§ EXERCISE DETAILS: Retype all of the entries word for word.

§ GIVEN INFORMATION:
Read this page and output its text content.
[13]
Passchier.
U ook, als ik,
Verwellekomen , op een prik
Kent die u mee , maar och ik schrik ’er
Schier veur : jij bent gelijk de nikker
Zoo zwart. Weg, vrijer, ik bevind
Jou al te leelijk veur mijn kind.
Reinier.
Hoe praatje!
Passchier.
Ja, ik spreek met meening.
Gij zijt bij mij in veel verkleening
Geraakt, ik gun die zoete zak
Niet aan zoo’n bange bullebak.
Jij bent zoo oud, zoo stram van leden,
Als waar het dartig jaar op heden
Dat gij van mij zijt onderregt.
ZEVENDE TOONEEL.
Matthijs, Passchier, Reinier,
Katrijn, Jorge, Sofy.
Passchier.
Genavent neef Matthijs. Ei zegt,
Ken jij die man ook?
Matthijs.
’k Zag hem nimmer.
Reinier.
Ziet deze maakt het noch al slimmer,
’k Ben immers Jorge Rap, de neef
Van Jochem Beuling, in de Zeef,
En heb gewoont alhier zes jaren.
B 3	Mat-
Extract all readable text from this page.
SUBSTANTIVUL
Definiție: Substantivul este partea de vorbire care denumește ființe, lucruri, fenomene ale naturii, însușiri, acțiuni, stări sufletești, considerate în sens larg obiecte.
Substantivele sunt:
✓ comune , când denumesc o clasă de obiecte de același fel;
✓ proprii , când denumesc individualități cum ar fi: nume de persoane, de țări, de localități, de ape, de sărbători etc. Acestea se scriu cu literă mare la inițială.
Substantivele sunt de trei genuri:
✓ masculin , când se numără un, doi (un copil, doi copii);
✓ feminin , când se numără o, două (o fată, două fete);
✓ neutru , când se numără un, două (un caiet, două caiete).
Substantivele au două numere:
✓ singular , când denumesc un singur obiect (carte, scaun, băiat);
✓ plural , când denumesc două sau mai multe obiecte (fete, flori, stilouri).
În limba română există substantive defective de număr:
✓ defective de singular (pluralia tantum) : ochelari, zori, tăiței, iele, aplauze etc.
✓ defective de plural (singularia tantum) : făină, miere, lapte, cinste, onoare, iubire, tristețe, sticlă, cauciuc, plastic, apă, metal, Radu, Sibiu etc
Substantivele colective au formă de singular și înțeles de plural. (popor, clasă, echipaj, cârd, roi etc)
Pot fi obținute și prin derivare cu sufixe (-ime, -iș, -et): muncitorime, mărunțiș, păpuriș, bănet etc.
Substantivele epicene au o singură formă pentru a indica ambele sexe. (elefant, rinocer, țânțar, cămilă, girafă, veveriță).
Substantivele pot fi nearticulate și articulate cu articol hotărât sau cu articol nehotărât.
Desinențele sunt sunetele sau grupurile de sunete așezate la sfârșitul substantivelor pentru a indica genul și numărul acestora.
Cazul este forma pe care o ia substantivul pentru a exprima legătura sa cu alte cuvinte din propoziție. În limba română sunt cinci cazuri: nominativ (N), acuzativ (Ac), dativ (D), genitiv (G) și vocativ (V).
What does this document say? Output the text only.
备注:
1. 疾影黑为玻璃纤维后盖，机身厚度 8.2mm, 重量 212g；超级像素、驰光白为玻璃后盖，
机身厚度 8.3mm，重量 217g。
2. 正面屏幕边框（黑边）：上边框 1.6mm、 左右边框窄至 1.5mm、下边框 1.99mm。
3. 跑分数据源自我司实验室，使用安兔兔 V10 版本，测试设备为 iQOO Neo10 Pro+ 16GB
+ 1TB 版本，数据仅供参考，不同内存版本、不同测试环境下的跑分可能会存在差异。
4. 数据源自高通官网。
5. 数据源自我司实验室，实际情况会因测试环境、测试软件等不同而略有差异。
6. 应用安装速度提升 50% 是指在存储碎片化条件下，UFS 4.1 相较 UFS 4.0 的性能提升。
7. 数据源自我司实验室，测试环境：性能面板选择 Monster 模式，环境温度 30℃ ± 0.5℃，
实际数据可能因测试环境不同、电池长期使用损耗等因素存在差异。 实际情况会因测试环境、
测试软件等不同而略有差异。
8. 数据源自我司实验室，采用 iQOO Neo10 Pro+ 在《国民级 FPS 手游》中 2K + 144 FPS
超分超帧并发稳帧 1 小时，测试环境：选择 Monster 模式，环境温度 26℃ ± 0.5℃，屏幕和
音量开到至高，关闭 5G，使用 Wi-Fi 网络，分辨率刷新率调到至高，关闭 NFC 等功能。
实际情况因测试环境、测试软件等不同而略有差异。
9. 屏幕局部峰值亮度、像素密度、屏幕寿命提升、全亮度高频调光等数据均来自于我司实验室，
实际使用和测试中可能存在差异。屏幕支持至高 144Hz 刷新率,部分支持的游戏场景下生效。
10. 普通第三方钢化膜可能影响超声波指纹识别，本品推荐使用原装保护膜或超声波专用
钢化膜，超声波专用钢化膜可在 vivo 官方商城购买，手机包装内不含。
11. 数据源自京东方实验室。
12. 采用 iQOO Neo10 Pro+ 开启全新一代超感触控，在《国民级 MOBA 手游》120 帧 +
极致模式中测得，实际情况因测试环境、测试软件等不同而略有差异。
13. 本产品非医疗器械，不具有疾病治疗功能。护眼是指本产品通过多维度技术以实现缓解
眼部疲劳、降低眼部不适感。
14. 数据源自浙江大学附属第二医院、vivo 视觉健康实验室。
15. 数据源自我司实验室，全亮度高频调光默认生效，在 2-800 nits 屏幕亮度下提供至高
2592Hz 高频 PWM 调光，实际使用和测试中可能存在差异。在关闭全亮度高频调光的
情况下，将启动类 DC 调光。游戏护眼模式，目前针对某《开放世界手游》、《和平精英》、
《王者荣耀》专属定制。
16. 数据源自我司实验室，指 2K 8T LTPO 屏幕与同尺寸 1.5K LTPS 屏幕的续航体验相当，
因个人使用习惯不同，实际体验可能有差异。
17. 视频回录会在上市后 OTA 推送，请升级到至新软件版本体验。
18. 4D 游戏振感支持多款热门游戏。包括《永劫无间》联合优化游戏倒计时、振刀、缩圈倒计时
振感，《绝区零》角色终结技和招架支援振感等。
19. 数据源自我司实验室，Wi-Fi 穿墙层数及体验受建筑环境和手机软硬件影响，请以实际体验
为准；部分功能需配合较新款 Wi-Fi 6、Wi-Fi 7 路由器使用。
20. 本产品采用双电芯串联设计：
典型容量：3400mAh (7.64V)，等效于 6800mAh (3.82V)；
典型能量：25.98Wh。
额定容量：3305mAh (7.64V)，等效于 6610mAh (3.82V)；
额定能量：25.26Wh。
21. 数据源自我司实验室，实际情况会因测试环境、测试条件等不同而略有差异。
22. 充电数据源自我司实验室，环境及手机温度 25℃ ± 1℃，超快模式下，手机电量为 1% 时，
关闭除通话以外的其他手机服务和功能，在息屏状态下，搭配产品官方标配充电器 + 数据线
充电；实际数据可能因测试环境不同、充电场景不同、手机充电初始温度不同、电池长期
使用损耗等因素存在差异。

§ SOLUTION TO THE EXERCISE:
Read this page and output its text content.
[13]
Passchier.
U ook, als ik,
Verwellekomen , op een prik
Kent die u mee , maar och ik schrik ’er
Schier veur : jij bent gelijk de nikker
Zoo zwart. Weg, vrijer, ik bevind
Jou al te leelijk veur mijn kind.
Reinier.
Hoe praatje!
Passchier.
Ja, ik spreek met meening.
Gij zijt bij mij in veel verkleening
Geraakt, ik gun die zoete zak
Niet aan zoo’n bange bullebak.
Jij bent zoo oud, zoo stram van leden,
Als waar het dartig jaar op heden
Dat gij van mij zijt onderregt.
ZEVENDE TOONEEL.
Matthijs, Passchier, Reinier,
Katrijn, Jorge, Sofy.
Passchier.
Genavent neef Matthijs. Ei zegt,
Ken jij die man ook?
Matthijs.
’k Zag hem nimmer.
Reinier.
Ziet deze maakt het noch al slimmer,
’k Ben immers Jorge Rap, de neef
Van Jochem Beuling, in de Zeef,
En heb gewoont alhier zes jaren.
B 3	Mat-
Extract all readable text from this page.
SUBSTANTIVUL
Definiție: Substantivul este partea de vorbire care denumește ființe, lucruri, fenomene ale naturii, însușiri, acțiuni, stări sufletești, considerate în sens larg obiecte.
Substantivele sunt:
✓ comune , când denumesc o clasă de obiecte de același fel;
✓ proprii , când denumesc individualități cum ar fi: nume de persoane, de țări, de localități, de ape, de sărbători etc. Acestea se scriu cu literă mare la inițială.
Substantivele sunt de trei genuri:
✓ masculin , când se numără un, doi (un copil, doi copii);
✓ feminin , când se numără o, două (o fată, două fete);
✓ neutru , când se numără un, două (un caiet, două caiete).
Substantivele au două numere:
✓ singular , când denumesc un singur obiect (carte, scaun, băiat);
✓ plural , când denumesc două sau mai multe obiecte (fete, flori, stilouri).
În limba română există substantive defective de număr:
✓ defective de singular (pluralia tantum) : ochelari, zori, tăiței, iele, aplauze etc.
✓ defective de plural (singularia tantum) : făină, miere, lapte, cinste, onoare, iubire, tristețe, sticlă, cauciuc, plastic, apă, metal, Radu, Sibiu etc
Substantivele colective au formă de singular și înțeles de plural. (popor, clasă, echipaj, cârd, roi etc)
Pot fi obținute și prin derivare cu sufixe (-ime, -iș, -et): muncitorime, mărunțiș, păpuriș, bănet etc.
Substantivele epicene au o singură formă pentru a indica ambele sexe. (elefant, rinocer, țânțar, cămilă, girafă, veveriță).
Substantivele pot fi nearticulate și articulate cu articol hotărât sau cu articol nehotărât.
Desinențele sunt sunetele sau grupurile de sunete așezate la sfârșitul substantivelor pentru a indica genul și numărul acestora.
Cazul este forma pe care o ia substantivul pentru a exprima legătura sa cu alte cuvinte din propoziție. În limba română sunt cinci cazuri: nominativ (N), acuzativ (Ac), dativ (D), genitiv (G) și vocativ (V).
What does this document say? Output the text only.
备注:
1. 疾影黑为玻璃纤维后盖，机身厚度 8.2mm, 重量 212g；超级像素、驰光白为玻璃后盖，
机身厚度 8.3mm，重量 217g。
2. 正面屏幕边框（黑边）：上边框 1.6mm、 左右边框窄至 1.5mm、下边框 1.99mm。
3. 跑分数据源自我司实验室，使用安兔兔 V10 版本，测试设备为 iQOO Neo10 Pro+ 16GB
+ 1TB 版本，数据仅供参考，不同内存版本、不同测试环境下的跑分可能会存在差异。
4. 数据源自高通官网。
5. 数据源自我司实验室，实际情况会因测试环境、测试软件等不同而略有差异。
6. 应用安装速度提升 50% 是指在存储碎片化条件下，UFS 4.1 相较 UFS 4.0 的性能提升。
7. 数据源自我司实验室，测试环境：性能面板选择 Monster 模式，环境温度 30℃ ± 0.5℃，
实际数据可能因测试环境不同、电池长期使用损耗等因素存在差异。 实际情况会因测试环境、
测试软件等不同而略有差异。
8. 数据源自我司实验室，采用 iQOO Neo10 Pro+ 在《国民级 FPS 手游》中 2K + 144 FPS
超分超帧并发稳帧 1 小时，测试环境：选择 Monster 模式，环境温度 26℃ ± 0.5℃，屏幕和
音量开到至高，关闭 5G，使用 Wi-Fi 网络，分辨率刷新率调到至高，关闭 NFC 等功能。
实际情况因测试环境、测试软件等不同而略有差异。
9. 屏幕局部峰值亮度、像素密度、屏幕寿命提升、全亮度高频调光等数据均来自于我司实验室，
实际使用和测试中可能存在差异。屏幕支持至高 144Hz 刷新率,部分支持的游戏场景下生效。
10. 普通第三方钢化膜可能影响超声波指纹识别，本品推荐使用原装保护膜或超声波专用
钢化膜，超声波专用钢化膜可在 vivo 官方商城购买，手机包装内不含。
11. 数据源自京东方实验室。
12. 采用 iQOO Neo10 Pro+ 开启全新一代超感触控，在《国民级 MOBA 手游》120 帧 +
极致模式中测得，实际情况因测试环境、测试软件等不同而略有差异。
13. 本产品非医疗器械，不具有疾病治疗功能。护眼是指本产品通过多维度技术以实现缓解
眼部疲劳、降低眼部不适感。
14. 数据源自浙江大学附属第二医院、vivo 视觉健康实验室。
15. 数据源自我司实验室，全亮度高频调光默认生效，在 2-800 nits 屏幕亮度下提供至高
2592Hz 高频 PWM 调光，实际使用和测试中可能存在差异。在关闭全亮度高频调光的
情况下，将启动类 DC 调光。游戏护眼模式，目前针对某《开放世界手游》、《和平精英》、
《王者荣耀》专属定制。
16. 数据源自我司实验室，指 2K 8T LTPO 屏幕与同尺寸 1.5K LTPS 屏幕的续航体验相当，
因个人使用习惯不同，实际体验可能有差异。
17. 视频回录会在上市后 OTA 推送，请升级到至新软件版本体验。
18. 4D 游戏振感支持多款热门游戏。包括《永劫无间》联合优化游戏倒计时、振刀、缩圈倒计时
振感，《绝区零》角色终结技和招架支援振感等。
19. 数据源自我司实验室，Wi-Fi 穿墙层数及体验受建筑环境和手机软硬件影响，请以实际体验
为准；部分功能需配合较新款 Wi-Fi 6、Wi-Fi 7 路由器使用。
20. 本产品采用双电芯串联设计：
典型容量：3400mAh (7.64V)，等效于 6800mAh (3.82V)；
典型能量：25.98Wh。
额定容量：3305mAh (7.64V)，等效于 6610mAh (3.82V)；
额定能量：25.26Wh。
21. 数据源自我司实验室，实际情况会因测试环境、测试条件等不同而略有差异。
22. 充电数据源自我司实验室，环境及手机温度 25℃ ± 1℃，超快模式下，手机电量为 1% 时，
关闭除通话以外的其他手机服务和功能，在息屏状态下，搭配产品官方标配充电器 + 数据线
充电；实际数据可能因测试环境不同、充电场景不同、手机充电初始温度不同、电池长期
使用损耗等因素存在差异。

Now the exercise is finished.